◆ Do this
Write every line of the material out exactly as shown.

[Stored records]
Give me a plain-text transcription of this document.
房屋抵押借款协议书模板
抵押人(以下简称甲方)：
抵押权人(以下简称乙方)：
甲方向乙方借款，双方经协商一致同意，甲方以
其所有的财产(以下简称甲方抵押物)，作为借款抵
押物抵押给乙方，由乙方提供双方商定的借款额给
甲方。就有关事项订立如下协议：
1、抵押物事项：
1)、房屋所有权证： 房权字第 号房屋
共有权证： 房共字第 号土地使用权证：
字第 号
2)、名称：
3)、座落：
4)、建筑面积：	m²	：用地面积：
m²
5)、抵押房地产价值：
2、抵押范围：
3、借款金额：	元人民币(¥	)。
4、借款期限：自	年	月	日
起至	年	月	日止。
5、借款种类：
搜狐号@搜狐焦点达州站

◆ Output
Give me a plain-text transcription of this document.
房屋抵押借款协议书模板
抵押人(以下简称甲方)：
抵押权人(以下简称乙方)：
甲方向乙方借款，双方经协商一致同意，甲方以
其所有的财产(以下简称甲方抵押物)，作为借款抵
押物抵押给乙方，由乙方提供双方商定的借款额给
甲方。就有关事项订立如下协议：
1、抵押物事项：
1)、房屋所有权证： 房权字第 号房屋
共有权证： 房共字第 号土地使用权证：
字第 号
2)、名称：
3)、座落：
4)、建筑面积：	m²	：用地面积：
m²
5)、抵押房地产价值：
2、抵押范围：
3、借款金额：	元人民币(¥	)。
4、借款期限：自	年	月	日
起至	年	月	日止。
5、借款种类：
搜狐号@搜狐焦点达州站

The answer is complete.